[Entries from a visual dataset]
+--

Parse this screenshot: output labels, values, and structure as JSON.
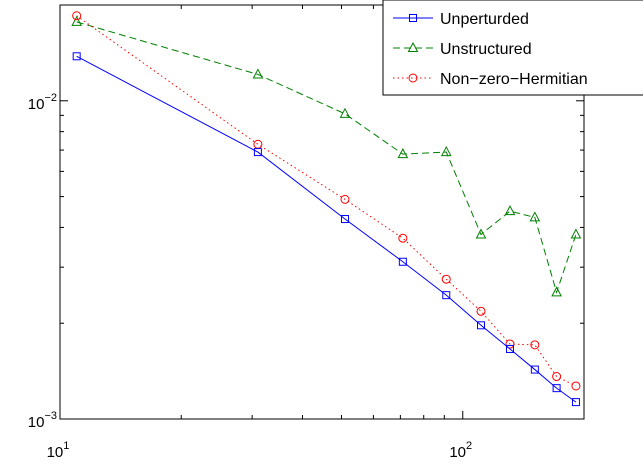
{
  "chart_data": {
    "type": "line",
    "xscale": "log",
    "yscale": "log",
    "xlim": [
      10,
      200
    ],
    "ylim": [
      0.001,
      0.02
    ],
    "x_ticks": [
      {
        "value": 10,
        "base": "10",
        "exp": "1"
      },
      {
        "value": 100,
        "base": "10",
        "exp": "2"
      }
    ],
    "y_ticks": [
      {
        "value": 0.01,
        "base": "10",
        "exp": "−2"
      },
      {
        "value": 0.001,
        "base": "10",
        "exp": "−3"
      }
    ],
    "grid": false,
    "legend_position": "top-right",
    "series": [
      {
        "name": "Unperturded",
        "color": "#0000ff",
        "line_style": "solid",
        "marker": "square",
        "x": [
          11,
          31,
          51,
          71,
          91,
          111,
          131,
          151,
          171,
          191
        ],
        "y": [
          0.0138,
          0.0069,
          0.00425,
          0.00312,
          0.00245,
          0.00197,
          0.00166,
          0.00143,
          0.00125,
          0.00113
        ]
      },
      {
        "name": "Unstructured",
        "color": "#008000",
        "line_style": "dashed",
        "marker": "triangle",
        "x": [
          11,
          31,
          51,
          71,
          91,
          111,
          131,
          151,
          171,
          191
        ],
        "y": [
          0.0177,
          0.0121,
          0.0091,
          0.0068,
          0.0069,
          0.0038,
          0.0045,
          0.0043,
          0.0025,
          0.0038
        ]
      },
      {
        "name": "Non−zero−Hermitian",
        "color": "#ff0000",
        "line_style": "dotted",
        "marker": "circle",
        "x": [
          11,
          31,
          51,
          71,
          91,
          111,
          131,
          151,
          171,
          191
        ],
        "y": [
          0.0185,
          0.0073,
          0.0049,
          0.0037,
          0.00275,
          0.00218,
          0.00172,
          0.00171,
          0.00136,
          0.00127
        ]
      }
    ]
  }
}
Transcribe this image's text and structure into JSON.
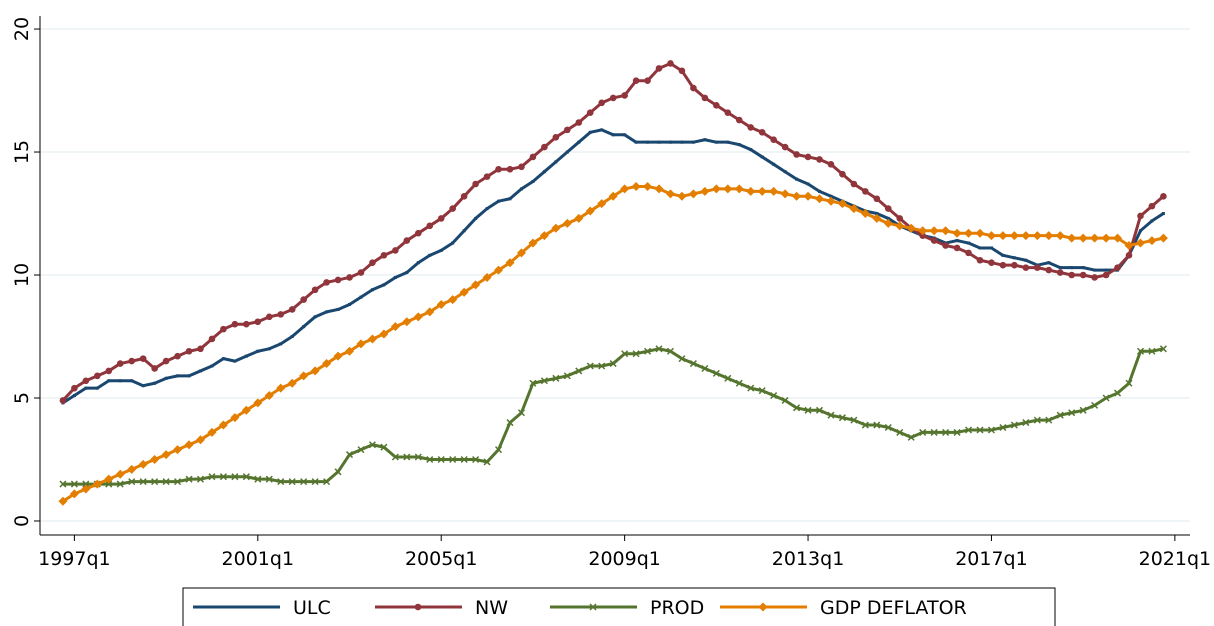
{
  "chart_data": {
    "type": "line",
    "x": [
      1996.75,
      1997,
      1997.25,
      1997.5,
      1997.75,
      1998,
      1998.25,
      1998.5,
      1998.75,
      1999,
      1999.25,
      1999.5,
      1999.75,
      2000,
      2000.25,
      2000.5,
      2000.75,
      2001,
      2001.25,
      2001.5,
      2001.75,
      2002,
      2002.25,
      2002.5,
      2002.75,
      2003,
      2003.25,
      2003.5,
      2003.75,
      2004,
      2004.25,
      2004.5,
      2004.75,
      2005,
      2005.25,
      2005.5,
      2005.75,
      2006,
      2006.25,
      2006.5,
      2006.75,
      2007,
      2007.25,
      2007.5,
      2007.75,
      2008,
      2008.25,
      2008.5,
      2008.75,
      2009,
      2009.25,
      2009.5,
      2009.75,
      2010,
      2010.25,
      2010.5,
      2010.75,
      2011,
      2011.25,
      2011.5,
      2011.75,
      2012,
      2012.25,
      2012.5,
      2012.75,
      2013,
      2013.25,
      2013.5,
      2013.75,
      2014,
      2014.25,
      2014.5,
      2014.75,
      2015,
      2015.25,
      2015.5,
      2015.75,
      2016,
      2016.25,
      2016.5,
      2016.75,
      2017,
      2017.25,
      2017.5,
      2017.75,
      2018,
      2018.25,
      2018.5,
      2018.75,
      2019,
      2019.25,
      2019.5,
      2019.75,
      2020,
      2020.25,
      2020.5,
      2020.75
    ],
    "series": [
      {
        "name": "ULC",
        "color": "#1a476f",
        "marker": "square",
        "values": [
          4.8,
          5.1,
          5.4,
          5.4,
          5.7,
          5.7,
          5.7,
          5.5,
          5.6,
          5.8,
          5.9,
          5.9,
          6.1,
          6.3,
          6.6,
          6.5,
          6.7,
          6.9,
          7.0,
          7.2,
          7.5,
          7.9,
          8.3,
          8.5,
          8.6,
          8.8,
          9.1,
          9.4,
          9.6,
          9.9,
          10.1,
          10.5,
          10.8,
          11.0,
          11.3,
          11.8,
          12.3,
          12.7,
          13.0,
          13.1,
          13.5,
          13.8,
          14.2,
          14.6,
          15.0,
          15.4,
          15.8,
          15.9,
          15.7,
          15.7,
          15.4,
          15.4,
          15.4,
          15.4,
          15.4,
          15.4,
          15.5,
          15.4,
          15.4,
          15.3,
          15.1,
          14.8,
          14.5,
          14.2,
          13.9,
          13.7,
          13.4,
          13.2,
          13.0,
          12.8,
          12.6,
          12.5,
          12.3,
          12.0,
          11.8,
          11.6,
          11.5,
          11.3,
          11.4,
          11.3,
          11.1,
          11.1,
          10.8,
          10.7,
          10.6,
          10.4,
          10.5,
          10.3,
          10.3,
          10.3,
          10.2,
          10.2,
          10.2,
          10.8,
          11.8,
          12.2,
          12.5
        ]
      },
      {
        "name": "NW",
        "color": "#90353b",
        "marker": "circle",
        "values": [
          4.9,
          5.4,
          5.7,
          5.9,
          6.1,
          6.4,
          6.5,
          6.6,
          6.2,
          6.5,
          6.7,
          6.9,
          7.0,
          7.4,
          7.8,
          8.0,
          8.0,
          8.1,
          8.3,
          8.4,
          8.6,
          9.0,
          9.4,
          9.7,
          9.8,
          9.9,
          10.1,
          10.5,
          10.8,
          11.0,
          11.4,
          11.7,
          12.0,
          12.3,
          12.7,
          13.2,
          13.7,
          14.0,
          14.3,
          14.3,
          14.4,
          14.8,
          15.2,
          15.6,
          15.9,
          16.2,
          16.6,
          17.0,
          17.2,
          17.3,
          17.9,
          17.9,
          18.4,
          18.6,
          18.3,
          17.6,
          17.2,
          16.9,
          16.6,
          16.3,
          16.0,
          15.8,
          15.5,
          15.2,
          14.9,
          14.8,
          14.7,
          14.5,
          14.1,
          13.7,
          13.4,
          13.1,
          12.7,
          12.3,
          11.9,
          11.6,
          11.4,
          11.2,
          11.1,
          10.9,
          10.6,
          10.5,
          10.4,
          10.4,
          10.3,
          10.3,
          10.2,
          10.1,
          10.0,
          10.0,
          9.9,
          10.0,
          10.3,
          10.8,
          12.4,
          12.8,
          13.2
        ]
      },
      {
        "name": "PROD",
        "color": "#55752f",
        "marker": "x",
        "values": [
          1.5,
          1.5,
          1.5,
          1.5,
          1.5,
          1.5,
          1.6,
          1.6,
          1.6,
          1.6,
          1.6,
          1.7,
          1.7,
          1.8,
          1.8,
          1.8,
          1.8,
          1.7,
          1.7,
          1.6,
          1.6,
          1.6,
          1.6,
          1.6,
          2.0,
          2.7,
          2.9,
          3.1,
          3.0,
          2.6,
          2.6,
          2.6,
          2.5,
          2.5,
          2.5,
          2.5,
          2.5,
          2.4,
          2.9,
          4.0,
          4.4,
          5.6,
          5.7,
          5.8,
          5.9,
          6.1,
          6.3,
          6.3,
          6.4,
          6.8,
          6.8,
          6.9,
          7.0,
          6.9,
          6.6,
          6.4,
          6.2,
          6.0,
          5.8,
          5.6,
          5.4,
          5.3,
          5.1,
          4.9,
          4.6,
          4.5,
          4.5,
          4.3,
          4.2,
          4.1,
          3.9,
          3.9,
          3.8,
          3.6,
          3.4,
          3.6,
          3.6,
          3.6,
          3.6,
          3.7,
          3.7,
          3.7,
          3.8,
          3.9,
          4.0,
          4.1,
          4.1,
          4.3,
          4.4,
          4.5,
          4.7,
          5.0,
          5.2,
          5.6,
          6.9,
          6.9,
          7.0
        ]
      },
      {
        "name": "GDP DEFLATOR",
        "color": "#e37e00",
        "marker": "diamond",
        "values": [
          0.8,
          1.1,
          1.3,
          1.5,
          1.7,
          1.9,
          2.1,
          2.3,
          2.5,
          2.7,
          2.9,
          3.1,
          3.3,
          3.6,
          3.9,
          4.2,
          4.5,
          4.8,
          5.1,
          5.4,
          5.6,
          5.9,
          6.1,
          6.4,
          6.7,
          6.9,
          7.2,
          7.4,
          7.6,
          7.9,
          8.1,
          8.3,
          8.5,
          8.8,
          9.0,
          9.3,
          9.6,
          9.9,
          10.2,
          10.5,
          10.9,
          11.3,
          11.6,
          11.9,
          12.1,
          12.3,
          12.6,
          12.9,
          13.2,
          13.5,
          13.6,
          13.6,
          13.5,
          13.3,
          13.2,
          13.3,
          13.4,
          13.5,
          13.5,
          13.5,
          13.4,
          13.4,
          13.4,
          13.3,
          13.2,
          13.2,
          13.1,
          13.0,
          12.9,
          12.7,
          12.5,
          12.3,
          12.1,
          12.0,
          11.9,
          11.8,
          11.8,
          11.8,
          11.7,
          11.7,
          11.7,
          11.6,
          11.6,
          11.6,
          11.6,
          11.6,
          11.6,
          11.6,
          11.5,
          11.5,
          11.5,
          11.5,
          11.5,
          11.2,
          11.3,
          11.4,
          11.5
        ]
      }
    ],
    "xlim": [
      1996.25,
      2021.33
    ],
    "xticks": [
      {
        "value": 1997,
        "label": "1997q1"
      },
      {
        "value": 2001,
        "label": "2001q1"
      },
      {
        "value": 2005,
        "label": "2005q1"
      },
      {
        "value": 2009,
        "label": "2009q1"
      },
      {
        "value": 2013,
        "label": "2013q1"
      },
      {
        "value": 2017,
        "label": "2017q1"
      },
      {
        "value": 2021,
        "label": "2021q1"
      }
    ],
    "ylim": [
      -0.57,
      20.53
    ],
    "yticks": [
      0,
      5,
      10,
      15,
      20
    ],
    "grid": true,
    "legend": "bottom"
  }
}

+--

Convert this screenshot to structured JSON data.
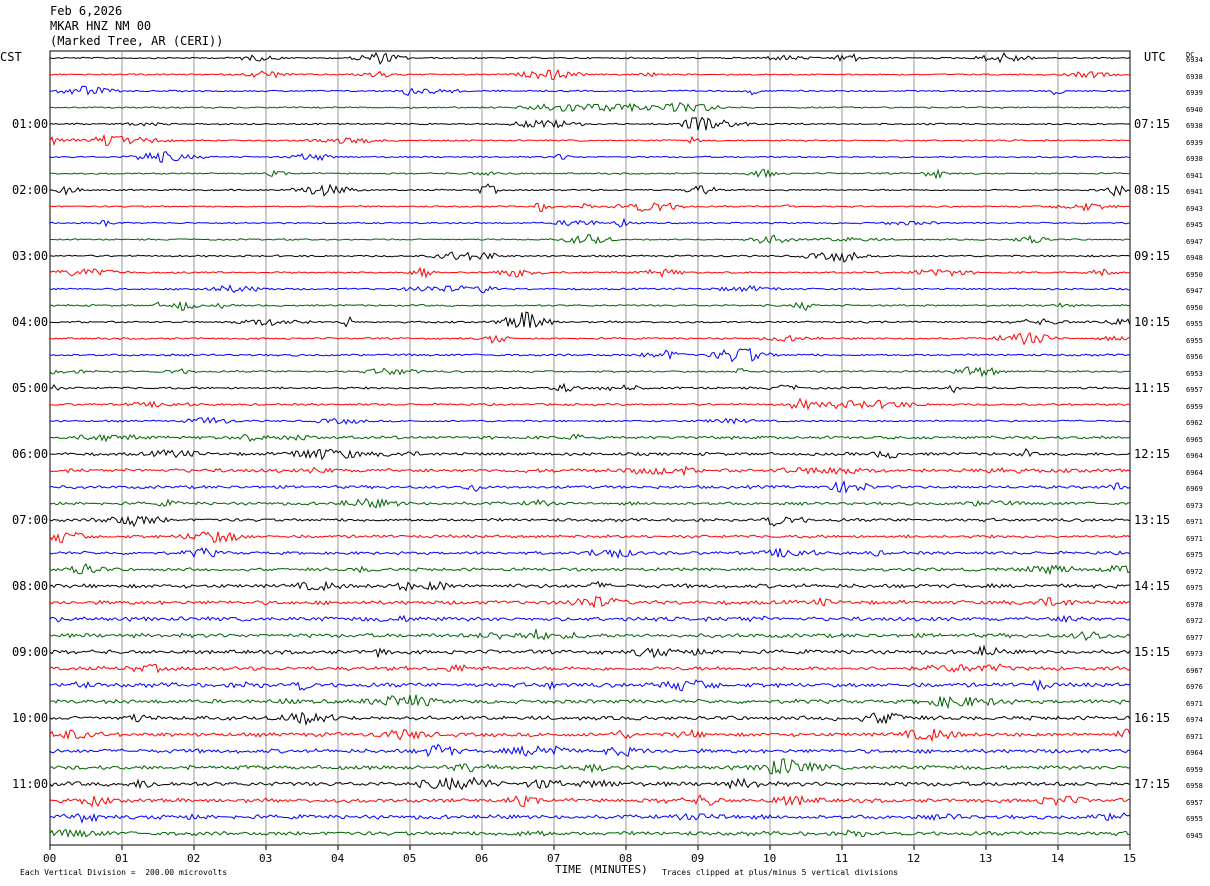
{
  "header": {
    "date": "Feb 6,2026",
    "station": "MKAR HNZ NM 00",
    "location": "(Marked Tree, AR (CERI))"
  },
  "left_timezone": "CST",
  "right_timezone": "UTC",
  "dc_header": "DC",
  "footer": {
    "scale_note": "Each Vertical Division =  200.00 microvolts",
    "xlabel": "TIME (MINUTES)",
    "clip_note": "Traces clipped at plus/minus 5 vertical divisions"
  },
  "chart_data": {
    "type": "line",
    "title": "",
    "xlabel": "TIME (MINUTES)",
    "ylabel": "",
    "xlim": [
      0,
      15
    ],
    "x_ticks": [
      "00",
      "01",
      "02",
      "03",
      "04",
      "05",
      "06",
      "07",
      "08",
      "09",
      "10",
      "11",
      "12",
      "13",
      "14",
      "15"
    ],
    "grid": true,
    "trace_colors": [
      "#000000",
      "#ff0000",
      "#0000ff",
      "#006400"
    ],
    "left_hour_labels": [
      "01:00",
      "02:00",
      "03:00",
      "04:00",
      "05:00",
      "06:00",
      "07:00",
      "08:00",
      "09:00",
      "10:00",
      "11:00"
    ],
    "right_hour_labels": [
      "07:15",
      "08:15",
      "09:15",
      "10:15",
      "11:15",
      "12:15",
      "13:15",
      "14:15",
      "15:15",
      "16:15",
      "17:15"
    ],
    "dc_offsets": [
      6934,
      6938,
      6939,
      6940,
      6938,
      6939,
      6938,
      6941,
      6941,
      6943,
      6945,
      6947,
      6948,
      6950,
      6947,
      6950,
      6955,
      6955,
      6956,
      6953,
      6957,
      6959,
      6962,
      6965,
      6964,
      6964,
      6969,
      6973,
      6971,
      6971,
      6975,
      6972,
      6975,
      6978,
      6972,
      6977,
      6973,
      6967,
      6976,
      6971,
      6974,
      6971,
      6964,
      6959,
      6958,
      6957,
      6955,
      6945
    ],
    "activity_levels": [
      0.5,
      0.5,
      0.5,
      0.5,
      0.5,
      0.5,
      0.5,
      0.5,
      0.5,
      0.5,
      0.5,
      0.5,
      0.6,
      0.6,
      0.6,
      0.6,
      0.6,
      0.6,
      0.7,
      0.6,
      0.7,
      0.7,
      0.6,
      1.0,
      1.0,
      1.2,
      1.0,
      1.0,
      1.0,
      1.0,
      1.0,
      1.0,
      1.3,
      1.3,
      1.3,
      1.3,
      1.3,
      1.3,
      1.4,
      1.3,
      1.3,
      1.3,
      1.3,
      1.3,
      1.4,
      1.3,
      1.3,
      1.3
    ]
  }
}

+--

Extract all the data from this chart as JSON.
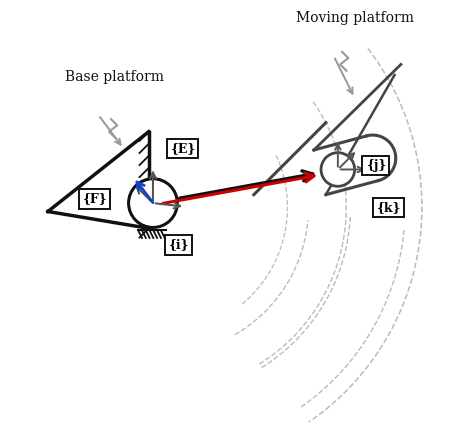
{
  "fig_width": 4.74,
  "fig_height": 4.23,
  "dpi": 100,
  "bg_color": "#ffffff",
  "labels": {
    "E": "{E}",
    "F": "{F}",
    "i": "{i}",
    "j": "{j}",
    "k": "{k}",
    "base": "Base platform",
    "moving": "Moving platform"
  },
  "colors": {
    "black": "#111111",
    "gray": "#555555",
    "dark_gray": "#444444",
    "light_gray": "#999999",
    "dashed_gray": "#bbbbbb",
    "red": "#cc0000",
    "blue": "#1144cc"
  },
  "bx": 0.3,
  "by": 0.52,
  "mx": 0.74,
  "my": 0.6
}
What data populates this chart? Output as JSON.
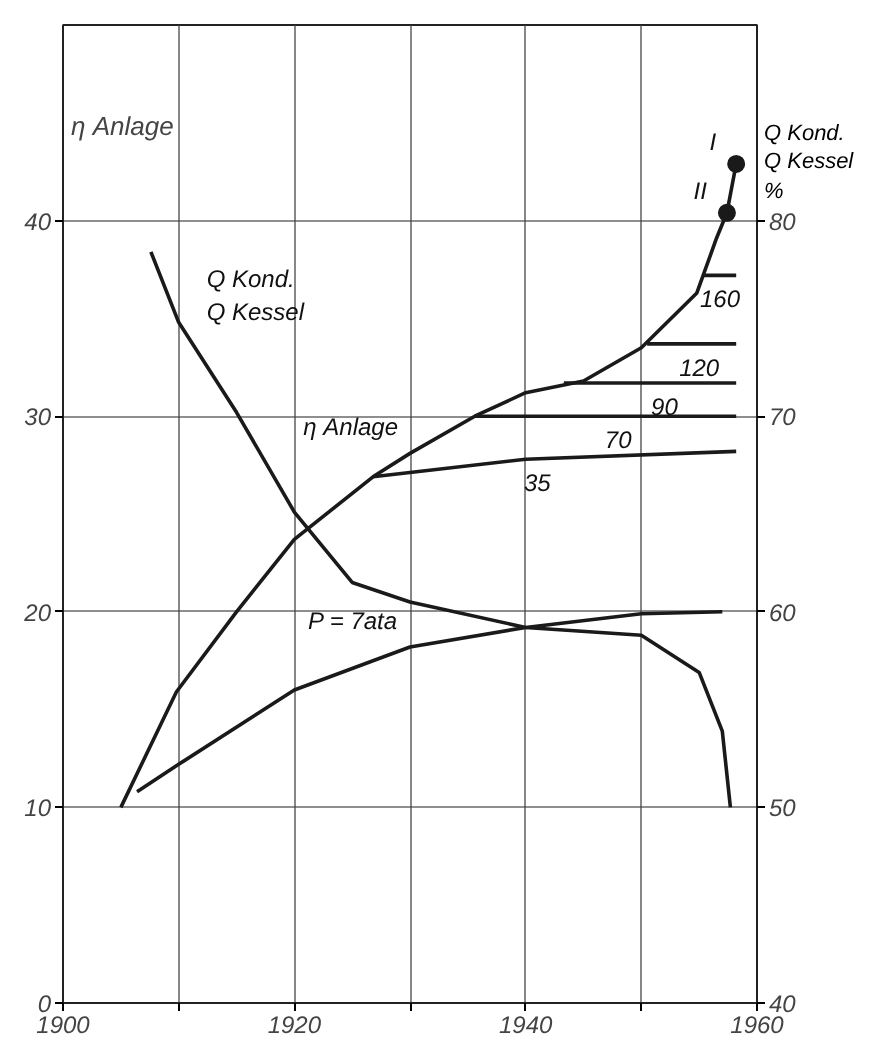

+--

AIM OF THE EXERCISE: Using the data above, extract exactly the lines from the one containing "Extract all the data from this chart as JSON." through the one containing "What data populates". Pictures are left out.

ANSWER TO THIS PROBLEM:
Extract all the data from this chart as JSON.
{
  "fig_width": 4.74,
  "fig_height": 4.23,
  "dpi": 100,
  "bg_color": "#ffffff",
  "labels": {
    "E": "{E}",
    "F": "{F}",
    "i": "{i}",
    "j": "{j}",
    "k": "{k}",
    "base": "Base platform",
    "moving": "Moving platform"
  },
  "colors": {
    "black": "#111111",
    "gray": "#555555",
    "dark_gray": "#444444",
    "light_gray": "#999999",
    "dashed_gray": "#bbbbbb",
    "red": "#cc0000",
    "blue": "#1144cc"
  },
  "bx": 0.3,
  "by": 0.52,
  "mx": 0.74,
  "my": 0.6
}
What data populates this chart? Output as JSON.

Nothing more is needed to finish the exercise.